We perform similar assessments many times per day, from decisions regarding seat belts to  decisions regarding medications for asymptomatic conditions like high blood pressure and high  cholesterol.  

It turns out that as human beings we are sometimes pretty poor at assessing our risks. We  overestimate some risks, like the chances of death from airline crashes or terrorism, even as we  underestimate other risks, like deaths caused by smoking or car accidents. 

Often it is our emotions that cause us to distort our risks. One of the best things we can do is  remove emotion from our risk assessment. So even though my emotional brain caused me to  flinch every time a taxi passed after that poor man’s death on South Broad Street, I was still  safer on the sidewalk.  

In medicine, every decision to treat begins with a non-emotional assessment of risks and  benefits. As a physician, one of the most valuable services I can offer a patient is a fair, unbiased  judgment of risks and benefits that allows the patient to make the final decision of how to  proceed.  

With vaccinations, we make similar judgments. Smallpox was a horrible viral disease that killed  up to 20 percent of the British population at the time William Jenner developed a vaccine  against it in the 1790s. The risk of disease remained high and vaccination continued in the US  until 1972, because until then the benefits of vaccination were judged to outweigh the risks.  (Smallpox was eradicated in North America in 1952, and worldwide by 1979; my brother was  born in 1967 and vaccinated against smallpox; I was born in 1968 and was not).  

Vaccines are recommended when the benefits of vaccination outweigh the risks. For diseases  like polio, the risk of disease in the US is very low (because of vaccination) but the vaccine is  extremely safe, so the benefits are judged to outweigh the risks, and vaccination is  recommended. For influenza, the vaccine has more risk (still extremely low) but the risk of  disease is high, so again the benefits outweigh the risks and vaccination is recommended.  Meanwhile, because smallpox vaccination no longer offers benefit, it is no longer offered.

**Assignment**
Continue the essay on weighing risks and vaccination, picking up after its last sentence. The entries that come next are taken from a different source than the essay on weighing risks.

**Data extract**
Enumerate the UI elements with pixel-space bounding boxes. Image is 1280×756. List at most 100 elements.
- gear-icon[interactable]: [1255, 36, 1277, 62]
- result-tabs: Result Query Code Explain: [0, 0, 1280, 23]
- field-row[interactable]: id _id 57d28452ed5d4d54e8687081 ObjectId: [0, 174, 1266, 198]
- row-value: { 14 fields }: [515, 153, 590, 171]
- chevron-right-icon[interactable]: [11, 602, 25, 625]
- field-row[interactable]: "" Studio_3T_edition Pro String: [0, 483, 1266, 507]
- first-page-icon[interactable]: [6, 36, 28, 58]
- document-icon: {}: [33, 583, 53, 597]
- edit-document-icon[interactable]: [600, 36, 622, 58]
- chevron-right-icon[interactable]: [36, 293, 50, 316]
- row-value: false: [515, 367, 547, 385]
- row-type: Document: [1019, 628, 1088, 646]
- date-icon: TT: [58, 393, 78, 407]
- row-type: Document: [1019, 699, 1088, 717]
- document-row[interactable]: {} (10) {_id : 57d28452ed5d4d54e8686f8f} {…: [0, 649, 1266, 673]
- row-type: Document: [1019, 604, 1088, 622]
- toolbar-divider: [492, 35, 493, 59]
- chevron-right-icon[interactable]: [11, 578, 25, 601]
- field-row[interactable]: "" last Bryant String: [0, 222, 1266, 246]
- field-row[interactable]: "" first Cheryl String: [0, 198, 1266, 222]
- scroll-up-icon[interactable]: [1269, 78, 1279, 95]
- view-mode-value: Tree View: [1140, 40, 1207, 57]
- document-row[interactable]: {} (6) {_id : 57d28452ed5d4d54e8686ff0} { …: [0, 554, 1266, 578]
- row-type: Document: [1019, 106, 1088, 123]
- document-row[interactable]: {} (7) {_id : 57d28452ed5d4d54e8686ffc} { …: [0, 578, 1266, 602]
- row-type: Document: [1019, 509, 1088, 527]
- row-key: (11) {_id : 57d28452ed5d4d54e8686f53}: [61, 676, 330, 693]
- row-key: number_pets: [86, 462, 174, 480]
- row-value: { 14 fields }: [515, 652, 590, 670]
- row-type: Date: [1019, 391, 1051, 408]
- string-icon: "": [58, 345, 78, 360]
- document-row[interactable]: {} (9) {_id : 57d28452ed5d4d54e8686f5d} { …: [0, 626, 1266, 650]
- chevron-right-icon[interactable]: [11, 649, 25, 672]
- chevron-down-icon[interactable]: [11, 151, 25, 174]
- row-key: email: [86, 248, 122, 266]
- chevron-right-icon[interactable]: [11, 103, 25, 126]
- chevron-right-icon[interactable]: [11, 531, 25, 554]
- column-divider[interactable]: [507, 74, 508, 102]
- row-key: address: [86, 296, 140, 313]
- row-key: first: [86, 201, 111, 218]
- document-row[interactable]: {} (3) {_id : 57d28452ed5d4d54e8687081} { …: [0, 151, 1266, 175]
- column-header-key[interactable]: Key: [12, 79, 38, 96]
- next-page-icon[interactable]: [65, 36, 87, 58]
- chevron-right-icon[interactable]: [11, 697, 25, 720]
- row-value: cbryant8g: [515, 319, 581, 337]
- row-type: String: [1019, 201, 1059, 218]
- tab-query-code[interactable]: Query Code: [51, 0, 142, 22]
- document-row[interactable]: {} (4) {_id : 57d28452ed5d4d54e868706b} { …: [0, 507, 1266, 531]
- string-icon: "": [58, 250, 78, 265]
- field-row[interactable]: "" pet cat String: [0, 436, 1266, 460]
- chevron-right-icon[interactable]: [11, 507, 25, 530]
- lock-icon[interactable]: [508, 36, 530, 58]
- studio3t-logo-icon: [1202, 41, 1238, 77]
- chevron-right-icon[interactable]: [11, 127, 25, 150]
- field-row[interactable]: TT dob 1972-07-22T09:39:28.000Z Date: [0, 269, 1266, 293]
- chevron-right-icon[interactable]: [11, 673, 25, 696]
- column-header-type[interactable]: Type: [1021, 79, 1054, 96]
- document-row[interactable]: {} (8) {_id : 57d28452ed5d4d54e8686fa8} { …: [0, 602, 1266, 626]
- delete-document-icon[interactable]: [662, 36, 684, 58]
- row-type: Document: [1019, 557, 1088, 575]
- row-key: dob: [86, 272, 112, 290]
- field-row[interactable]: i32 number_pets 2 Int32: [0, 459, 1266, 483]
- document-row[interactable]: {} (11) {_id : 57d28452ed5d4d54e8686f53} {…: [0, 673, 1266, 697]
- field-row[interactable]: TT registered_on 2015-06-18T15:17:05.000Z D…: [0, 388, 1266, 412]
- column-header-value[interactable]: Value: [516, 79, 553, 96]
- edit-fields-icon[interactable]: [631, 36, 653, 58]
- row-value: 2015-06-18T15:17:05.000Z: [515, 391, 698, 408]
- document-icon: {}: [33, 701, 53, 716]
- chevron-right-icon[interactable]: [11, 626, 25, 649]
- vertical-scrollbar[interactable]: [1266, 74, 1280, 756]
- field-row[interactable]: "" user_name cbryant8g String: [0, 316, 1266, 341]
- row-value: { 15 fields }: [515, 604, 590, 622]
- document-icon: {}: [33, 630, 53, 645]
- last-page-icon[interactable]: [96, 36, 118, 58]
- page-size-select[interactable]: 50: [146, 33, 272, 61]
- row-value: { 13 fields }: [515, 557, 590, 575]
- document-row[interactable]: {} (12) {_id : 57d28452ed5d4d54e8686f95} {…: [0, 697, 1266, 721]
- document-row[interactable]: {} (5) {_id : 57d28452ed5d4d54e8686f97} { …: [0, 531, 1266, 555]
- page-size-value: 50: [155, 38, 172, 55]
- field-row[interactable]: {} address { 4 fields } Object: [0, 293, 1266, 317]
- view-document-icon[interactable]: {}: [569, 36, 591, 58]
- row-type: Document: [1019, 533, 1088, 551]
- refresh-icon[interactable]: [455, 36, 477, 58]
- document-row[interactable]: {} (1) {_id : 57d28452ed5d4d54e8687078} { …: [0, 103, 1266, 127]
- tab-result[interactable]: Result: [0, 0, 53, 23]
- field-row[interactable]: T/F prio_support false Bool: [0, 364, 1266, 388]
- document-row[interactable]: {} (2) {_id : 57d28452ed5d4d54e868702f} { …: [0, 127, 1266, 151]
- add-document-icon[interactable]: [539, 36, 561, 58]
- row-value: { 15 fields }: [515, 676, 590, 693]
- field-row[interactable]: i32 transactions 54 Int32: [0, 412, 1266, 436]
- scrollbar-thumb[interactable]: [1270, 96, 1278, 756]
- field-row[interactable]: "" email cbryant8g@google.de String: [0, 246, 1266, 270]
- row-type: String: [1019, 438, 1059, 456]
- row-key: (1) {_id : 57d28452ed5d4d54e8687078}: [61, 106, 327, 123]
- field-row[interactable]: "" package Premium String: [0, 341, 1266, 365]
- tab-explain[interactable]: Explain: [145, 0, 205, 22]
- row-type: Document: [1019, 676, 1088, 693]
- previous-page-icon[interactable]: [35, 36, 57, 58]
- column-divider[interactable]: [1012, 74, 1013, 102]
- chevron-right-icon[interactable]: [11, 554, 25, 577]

**Answer to the problem**
Vaccines also have a societal benefit - the building of herd immunity. When an individual gets  vaccinated, she is doing society as a whole some good by chipping away at a virus’ ability to  infect the population. But for our purposes here, let’s forget that societal benefit and  concentrate just on the individual.  

The mRNA vaccines were tested on 38,000 individuals and have been administered to over 120  million Americans. Their effectiveness is fantastic (95% reduction in symptomatic infection!),  far above the level of which many dared to dream. DNA vaccines like those produced by  AstraZeneca and Johnson and Johnson also offer tremendous efficacy. Other vaccine candidates,    including the Covaxin vaccine developed in India using the same technology as the polio  vaccine should be added to our toolkit soon. 

Not surprisingly, as vaccination has moved from thousands to millions, rare but real side effects  have been and will continue to be discovered.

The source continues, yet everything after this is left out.